**TO DO**
Where a line contains the word "만족시키는", copy that line in full.

[Records excerpted from a collection]
————
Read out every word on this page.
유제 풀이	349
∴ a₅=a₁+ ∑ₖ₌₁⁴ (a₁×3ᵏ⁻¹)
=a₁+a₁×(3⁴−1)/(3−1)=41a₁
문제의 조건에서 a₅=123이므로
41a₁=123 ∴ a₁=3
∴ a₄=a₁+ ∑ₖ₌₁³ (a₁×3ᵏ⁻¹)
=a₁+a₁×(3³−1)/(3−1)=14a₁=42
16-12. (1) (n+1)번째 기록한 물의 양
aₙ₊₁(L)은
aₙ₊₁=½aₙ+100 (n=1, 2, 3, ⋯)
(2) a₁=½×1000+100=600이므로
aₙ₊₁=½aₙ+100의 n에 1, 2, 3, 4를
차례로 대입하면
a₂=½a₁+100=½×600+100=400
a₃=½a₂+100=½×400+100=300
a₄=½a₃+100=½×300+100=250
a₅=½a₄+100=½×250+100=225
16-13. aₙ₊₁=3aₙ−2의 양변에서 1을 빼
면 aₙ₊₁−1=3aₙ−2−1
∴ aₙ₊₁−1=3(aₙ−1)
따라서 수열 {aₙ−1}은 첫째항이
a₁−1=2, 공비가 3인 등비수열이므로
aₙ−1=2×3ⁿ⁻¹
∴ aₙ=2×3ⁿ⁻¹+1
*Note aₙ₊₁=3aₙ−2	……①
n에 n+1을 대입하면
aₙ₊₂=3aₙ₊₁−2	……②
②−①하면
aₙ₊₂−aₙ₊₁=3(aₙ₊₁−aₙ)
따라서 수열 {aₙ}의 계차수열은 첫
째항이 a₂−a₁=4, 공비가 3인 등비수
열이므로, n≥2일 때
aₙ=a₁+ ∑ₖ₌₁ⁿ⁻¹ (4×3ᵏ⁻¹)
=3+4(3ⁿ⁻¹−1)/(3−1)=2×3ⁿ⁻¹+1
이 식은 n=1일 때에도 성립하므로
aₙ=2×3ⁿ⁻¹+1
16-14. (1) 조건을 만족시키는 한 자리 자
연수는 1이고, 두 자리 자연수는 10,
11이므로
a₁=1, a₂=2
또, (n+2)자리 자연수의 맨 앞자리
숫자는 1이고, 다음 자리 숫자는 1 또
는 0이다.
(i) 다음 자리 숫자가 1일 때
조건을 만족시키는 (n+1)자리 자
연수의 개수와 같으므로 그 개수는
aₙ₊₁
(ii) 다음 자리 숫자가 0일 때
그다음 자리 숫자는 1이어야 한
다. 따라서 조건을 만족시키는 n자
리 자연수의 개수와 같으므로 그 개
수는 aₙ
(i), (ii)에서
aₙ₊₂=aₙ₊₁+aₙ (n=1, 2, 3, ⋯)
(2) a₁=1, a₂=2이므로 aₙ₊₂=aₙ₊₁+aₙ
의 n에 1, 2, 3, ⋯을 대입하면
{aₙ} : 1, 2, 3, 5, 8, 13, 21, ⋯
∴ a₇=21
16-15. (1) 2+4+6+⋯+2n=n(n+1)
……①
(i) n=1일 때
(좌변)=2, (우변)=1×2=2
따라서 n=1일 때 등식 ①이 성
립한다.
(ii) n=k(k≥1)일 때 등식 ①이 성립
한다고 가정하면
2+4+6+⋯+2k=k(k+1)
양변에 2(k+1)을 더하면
————
**RESULT FOR THIS EXERCISE**
16-14. (1) 조건을 만족시키는 한 자리 자
조건을 만족시키는 (n+1)자리 자
다. 따라서 조건을 만족시키는 n자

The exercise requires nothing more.